-- start of The data --
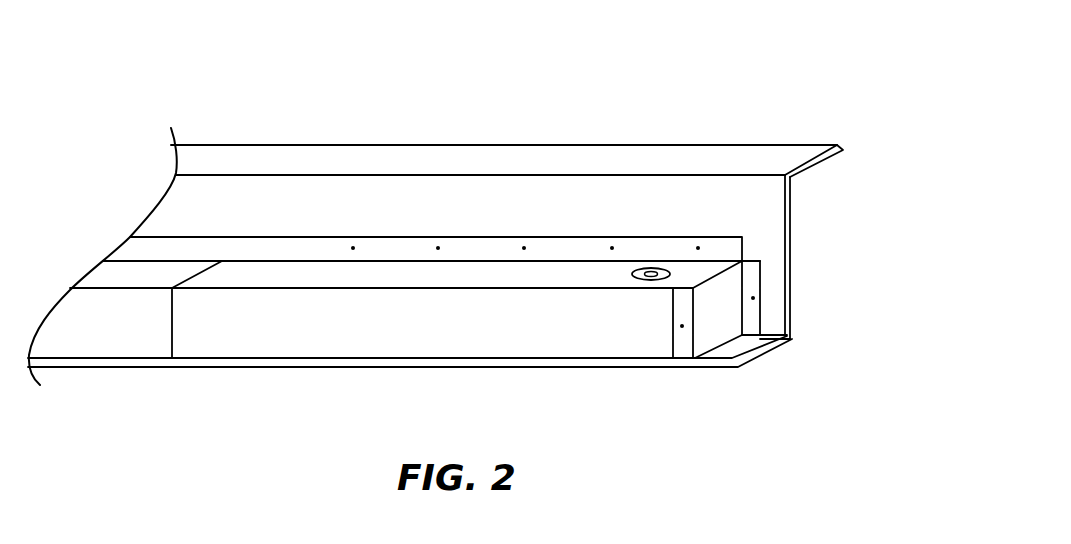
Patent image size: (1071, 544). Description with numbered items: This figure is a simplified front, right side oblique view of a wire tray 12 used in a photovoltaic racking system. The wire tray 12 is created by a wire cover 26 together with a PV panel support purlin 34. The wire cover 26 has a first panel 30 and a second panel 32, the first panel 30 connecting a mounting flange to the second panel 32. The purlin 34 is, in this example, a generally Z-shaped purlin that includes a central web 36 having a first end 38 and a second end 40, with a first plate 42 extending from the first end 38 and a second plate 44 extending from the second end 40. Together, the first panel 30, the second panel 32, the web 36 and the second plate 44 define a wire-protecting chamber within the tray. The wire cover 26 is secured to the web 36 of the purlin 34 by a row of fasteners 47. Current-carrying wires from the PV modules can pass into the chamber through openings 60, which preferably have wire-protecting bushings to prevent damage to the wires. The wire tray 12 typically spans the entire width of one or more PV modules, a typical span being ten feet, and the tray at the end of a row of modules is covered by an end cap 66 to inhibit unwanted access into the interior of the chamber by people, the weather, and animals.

The wire tray 12 is at (172, 430).
The wire cover 26 is at (205, 345).
The first panel 30 is at (237, 273).
The second panel 32 is at (308, 332).
The PV panel support purlin 34 is at (883, 120).
The central web 36 is at (790, 275).
The first end 38 is at (785, 175).
The second end 40 is at (792, 336).
The first plate 42 is at (585, 158).
The second plate 44 is at (737, 347).
The fasteners 47 is at (438, 248).
The openings 60 is at (651, 268).
The end cap 66 is at (715, 311).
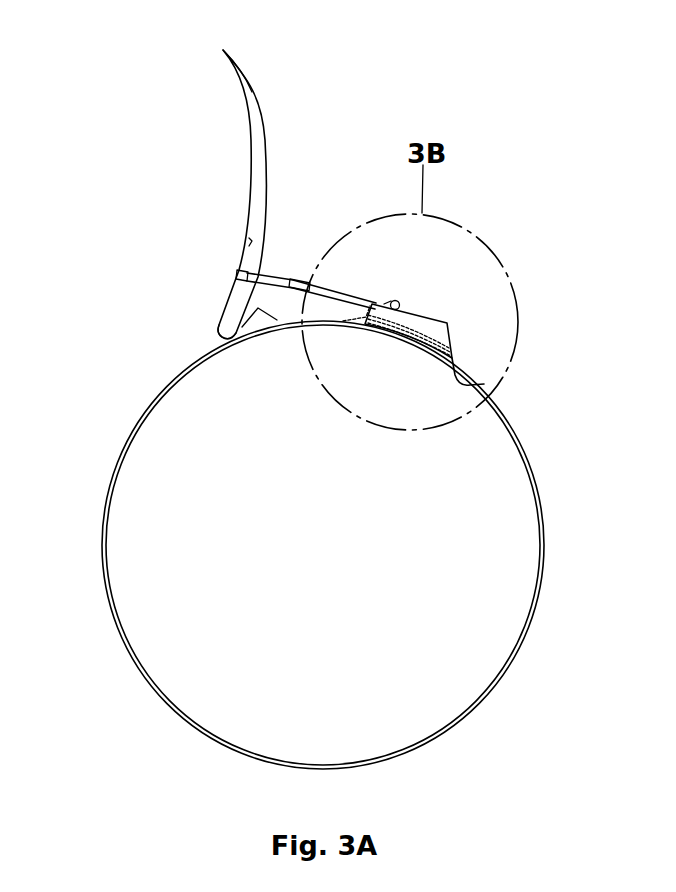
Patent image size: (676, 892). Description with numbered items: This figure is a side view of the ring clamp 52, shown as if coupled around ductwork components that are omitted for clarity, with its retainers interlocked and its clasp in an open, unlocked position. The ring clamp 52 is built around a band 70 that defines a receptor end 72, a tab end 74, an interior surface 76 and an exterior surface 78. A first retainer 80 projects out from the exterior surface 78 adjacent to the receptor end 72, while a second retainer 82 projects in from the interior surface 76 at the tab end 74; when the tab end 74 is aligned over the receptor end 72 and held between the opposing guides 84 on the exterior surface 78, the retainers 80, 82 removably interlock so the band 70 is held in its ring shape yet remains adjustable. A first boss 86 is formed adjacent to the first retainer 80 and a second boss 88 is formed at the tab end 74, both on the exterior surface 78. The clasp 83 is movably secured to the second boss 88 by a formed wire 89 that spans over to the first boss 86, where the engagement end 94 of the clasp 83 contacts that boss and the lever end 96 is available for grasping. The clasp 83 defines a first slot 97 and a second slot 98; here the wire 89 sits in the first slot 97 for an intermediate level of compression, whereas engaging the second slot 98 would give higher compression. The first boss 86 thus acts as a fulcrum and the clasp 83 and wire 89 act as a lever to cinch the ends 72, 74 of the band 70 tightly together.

The band 70 is at (168, 738).
The interior surface 76 is at (498, 670).
The exterior surface 78 is at (545, 565).
The ring clamp 52 is at (161, 301).
The clasp 83 is at (253, 115).
The lever end 96 is at (222, 52).
The second slot 98 is at (250, 243).
The first slot 97 is at (237, 273).
The engagement end 94 is at (221, 334).
The first boss 86 is at (258, 325).
The formed wire 89 is at (296, 279).
The second boss 88 is at (383, 303).
The guides 84 is at (442, 328).
The tab end 74 is at (347, 322).
The second retainer 82 is at (373, 323).
The first retainer 80 is at (384, 318).
The receptor end 72 is at (482, 394).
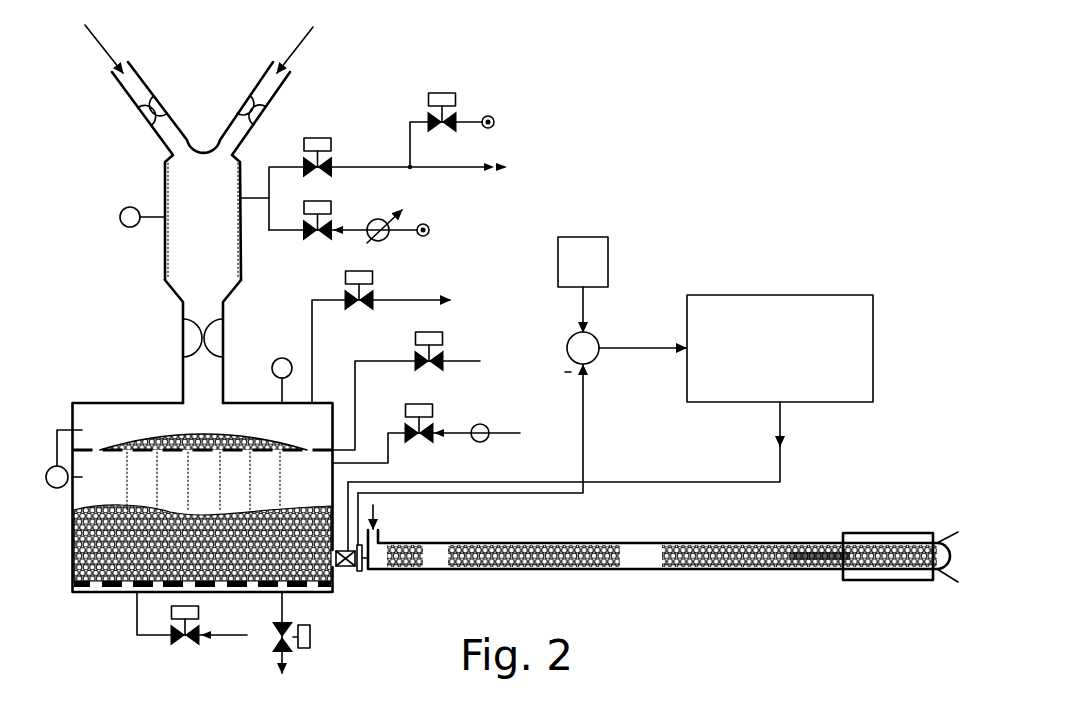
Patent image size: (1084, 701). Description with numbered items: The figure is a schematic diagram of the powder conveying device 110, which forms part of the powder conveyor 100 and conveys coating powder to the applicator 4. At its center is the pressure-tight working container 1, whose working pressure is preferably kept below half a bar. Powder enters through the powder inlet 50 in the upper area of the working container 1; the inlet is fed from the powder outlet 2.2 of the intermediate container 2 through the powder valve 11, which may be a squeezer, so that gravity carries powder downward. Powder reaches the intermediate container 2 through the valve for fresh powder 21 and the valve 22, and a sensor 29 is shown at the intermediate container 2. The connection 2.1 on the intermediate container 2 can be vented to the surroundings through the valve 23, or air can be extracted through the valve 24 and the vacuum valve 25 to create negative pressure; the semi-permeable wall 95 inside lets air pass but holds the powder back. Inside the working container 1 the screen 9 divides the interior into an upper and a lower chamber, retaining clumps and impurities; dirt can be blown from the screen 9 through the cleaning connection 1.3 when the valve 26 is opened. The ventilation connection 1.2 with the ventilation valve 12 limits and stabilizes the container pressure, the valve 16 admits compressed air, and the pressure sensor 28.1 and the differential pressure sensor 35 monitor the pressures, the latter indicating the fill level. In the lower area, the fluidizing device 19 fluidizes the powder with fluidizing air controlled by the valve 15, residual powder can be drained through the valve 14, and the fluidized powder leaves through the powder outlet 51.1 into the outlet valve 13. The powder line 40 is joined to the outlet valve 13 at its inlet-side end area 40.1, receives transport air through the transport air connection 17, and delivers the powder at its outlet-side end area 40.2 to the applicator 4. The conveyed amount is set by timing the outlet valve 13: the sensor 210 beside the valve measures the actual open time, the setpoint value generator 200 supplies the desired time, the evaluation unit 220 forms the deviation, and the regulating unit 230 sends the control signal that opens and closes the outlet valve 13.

The working container 1 is at (72, 417).
The intermediate container 2 is at (153, 192).
The connection on the intermediate container 2.1 is at (243, 200).
The powder outlet of the intermediate container 2.2 is at (207, 317).
The applicator 4 is at (895, 533).
The ultrasonic screen 9 is at (110, 447).
The valve 11 is at (183, 337).
The ventilation valve 12 is at (375, 292).
The outlet valve 13 is at (343, 567).
The valve 14 is at (313, 647).
The valve 15 is at (197, 645).
The valve 16 is at (433, 425).
The transport air connection 17 is at (375, 572).
The fluidizing device 19 is at (113, 592).
The valve for fresh powder 21 is at (157, 103).
The valve 22 is at (247, 105).
The valve 23 is at (330, 158).
The valve 24 is at (333, 222).
The vacuum valve or negative pressure generator 25 is at (457, 120).
The valve 26 is at (443, 353).
The pressure sensor 28.1 is at (272, 368).
The sensor 29 is at (121, 222).
The differential pressure sensor 35 is at (58, 488).
The powder line 40 is at (690, 543).
The first end of the powder line 40.1 is at (397, 542).
The second end of the powder line 40.2 is at (837, 543).
The powder inlet 50 is at (197, 400).
The powder outlet 51.1 is at (323, 593).
The semi-permeable wall 95 is at (164, 242).
The powder conveyor 100 is at (132, 345).
The powder conveying device 110 is at (580, 166).
The setpoint value generator 200 is at (587, 237).
The sensor 210 is at (358, 570).
The evaluation unit 220 is at (570, 340).
The regulating unit 230 is at (808, 295).
The ventilation connection 1.2 is at (313, 400).
The cleaning connection 1.3 is at (340, 447).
-- end of The data --
> **Your goal**:
Please print all of the material above word for word, leaving out the pictures.

> **Result for this task**:
Patent image size: (1071, 544). Description with numbered items: This figure is a simplified front, right side oblique view of a wire tray 12 used in a photovoltaic racking system. The wire tray 12 is created by a wire cover 26 together with a PV panel support purlin 34. The wire cover 26 has a first panel 30 and a second panel 32, the first panel 30 connecting a mounting flange to the second panel 32. The purlin 34 is, in this example, a generally Z-shaped purlin that includes a central web 36 having a first end 38 and a second end 40, with a first plate 42 extending from the first end 38 and a second plate 44 extending from the second end 40. Together, the first panel 30, the second panel 32, the web 36 and the second plate 44 define a wire-protecting chamber within the tray. The wire cover 26 is secured to the web 36 of the purlin 34 by a row of fasteners 47. Current-carrying wires from the PV modules can pass into the chamber through openings 60, which preferably have wire-protecting bushings to prevent damage to the wires. The wire tray 12 typically spans the entire width of one or more PV modules, a typical span being ten feet, and the tray at the end of a row of modules is covered by an end cap 66 to inhibit unwanted access into the interior of the chamber by people, the weather, and animals.

The wire tray 12 is at (172, 430).
The wire cover 26 is at (205, 345).
The first panel 30 is at (237, 273).
The second panel 32 is at (308, 332).
The PV panel support purlin 34 is at (883, 120).
The central web 36 is at (790, 275).
The first end 38 is at (785, 175).
The second end 40 is at (792, 336).
The first plate 42 is at (585, 158).
The second plate 44 is at (737, 347).
The fasteners 47 is at (438, 248).
The openings 60 is at (651, 268).
The end cap 66 is at (715, 311).
Patent image size: (676, 892). Description with numbered items: This figure is a side view of the ring clamp 52, shown as if coupled around ductwork components that are omitted for clarity, with its retainers interlocked and its clasp in an open, unlocked position. The ring clamp 52 is built around a band 70 that defines a receptor end 72, a tab end 74, an interior surface 76 and an exterior surface 78. A first retainer 80 projects out from the exterior surface 78 adjacent to the receptor end 72, while a second retainer 82 projects in from the interior surface 76 at the tab end 74; when the tab end 74 is aligned over the receptor end 72 and held between the opposing guides 84 on the exterior surface 78, the retainers 80, 82 removably interlock so the band 70 is held in its ring shape yet remains adjustable. A first boss 86 is formed adjacent to the first retainer 80 and a second boss 88 is formed at the tab end 74, both on the exterior surface 78. The clasp 83 is movably secured to the second boss 88 by a formed wire 89 that spans over to the first boss 86, where the engagement end 94 of the clasp 83 contacts that boss and the lever end 96 is available for grasping. The clasp 83 defines a first slot 97 and a second slot 98; here the wire 89 sits in the first slot 97 for an intermediate level of compression, whereas engaging the second slot 98 would give higher compression. The first boss 86 thus acts as a fulcrum and the clasp 83 and wire 89 act as a lever to cinch the ends 72, 74 of the band 70 tightly together.

The band 70 is at (168, 738).
The interior surface 76 is at (498, 670).
The exterior surface 78 is at (545, 565).
The ring clamp 52 is at (161, 301).
The clasp 83 is at (253, 115).
The lever end 96 is at (222, 52).
The second slot 98 is at (250, 243).
The first slot 97 is at (237, 273).
The engagement end 94 is at (221, 334).
The first boss 86 is at (258, 325).
The formed wire 89 is at (296, 279).
The second boss 88 is at (383, 303).
The guides 84 is at (442, 328).
The tab end 74 is at (347, 322).
The second retainer 82 is at (373, 323).
The first retainer 80 is at (384, 318).
The receptor end 72 is at (482, 394).
Patent image size: (1084, 701). Description with numbered items: The figure is a schematic diagram of the powder conveying device 110, which forms part of the powder conveyor 100 and conveys coating powder to the applicator 4. At its center is the pressure-tight working container 1, whose working pressure is preferably kept below half a bar. Powder enters through the powder inlet 50 in the upper area of the working container 1; the inlet is fed from the powder outlet 2.2 of the intermediate container 2 through the powder valve 11, which may be a squeezer, so that gravity carries powder downward. Powder reaches the intermediate container 2 through the valve for fresh powder 21 and the valve 22, and a sensor 29 is shown at the intermediate container 2. The connection 2.1 on the intermediate container 2 can be vented to the surroundings through the valve 23, or air can be extracted through the valve 24 and the vacuum valve 25 to create negative pressure; the semi-permeable wall 95 inside lets air pass but holds the powder back. Inside the working container 1 the screen 9 divides the interior into an upper and a lower chamber, retaining clumps and impurities; dirt can be blown from the screen 9 through the cleaning connection 1.3 when the valve 26 is opened. The ventilation connection 1.2 with the ventilation valve 12 limits and stabilizes the container pressure, the valve 16 admits compressed air, and the pressure sensor 28.1 and the differential pressure sensor 35 monitor the pressures, the latter indicating the fill level. In the lower area, the fluidizing device 19 fluidizes the powder with fluidizing air controlled by the valve 15, residual powder can be drained through the valve 14, and the fluidized powder leaves through the powder outlet 51.1 into the outlet valve 13. The powder line 40 is joined to the outlet valve 13 at its inlet-side end area 40.1, receives transport air through the transport air connection 17, and delivers the powder at its outlet-side end area 40.2 to the applicator 4. The conveyed amount is set by timing the outlet valve 13: the sensor 210 beside the valve measures the actual open time, the setpoint value generator 200 supplies the desired time, the evaluation unit 220 forms the deviation, and the regulating unit 230 sends the control signal that opens and closes the outlet valve 13.

The working container 1 is at (72, 417).
The intermediate container 2 is at (153, 192).
The connection on the intermediate container 2.1 is at (243, 200).
The powder outlet of the intermediate container 2.2 is at (207, 317).
The applicator 4 is at (895, 533).
The ultrasonic screen 9 is at (110, 447).
The valve 11 is at (183, 337).
The ventilation valve 12 is at (375, 292).
The outlet valve 13 is at (343, 567).
The valve 14 is at (313, 647).
The valve 15 is at (197, 645).
The valve 16 is at (433, 425).
The transport air connection 17 is at (375, 572).
The fluidizing device 19 is at (113, 592).
The valve for fresh powder 21 is at (157, 103).
The valve 22 is at (247, 105).
The valve 23 is at (330, 158).
The valve 24 is at (333, 222).
The vacuum valve or negative pressure generator 25 is at (457, 120).
The valve 26 is at (443, 353).
The pressure sensor 28.1 is at (272, 368).
The sensor 29 is at (121, 222).
The differential pressure sensor 35 is at (58, 488).
The powder line 40 is at (690, 543).
The first end of the powder line 40.1 is at (397, 542).
The second end of the powder line 40.2 is at (837, 543).
The powder inlet 50 is at (197, 400).
The powder outlet 51.1 is at (323, 593).
The semi-permeable wall 95 is at (164, 242).
The powder conveyor 100 is at (132, 345).
The powder conveying device 110 is at (580, 166).
The setpoint value generator 200 is at (587, 237).
The sensor 210 is at (358, 570).
The evaluation unit 220 is at (570, 340).
The regulating unit 230 is at (808, 295).
The ventilation connection 1.2 is at (313, 400).
The cleaning connection 1.3 is at (340, 447).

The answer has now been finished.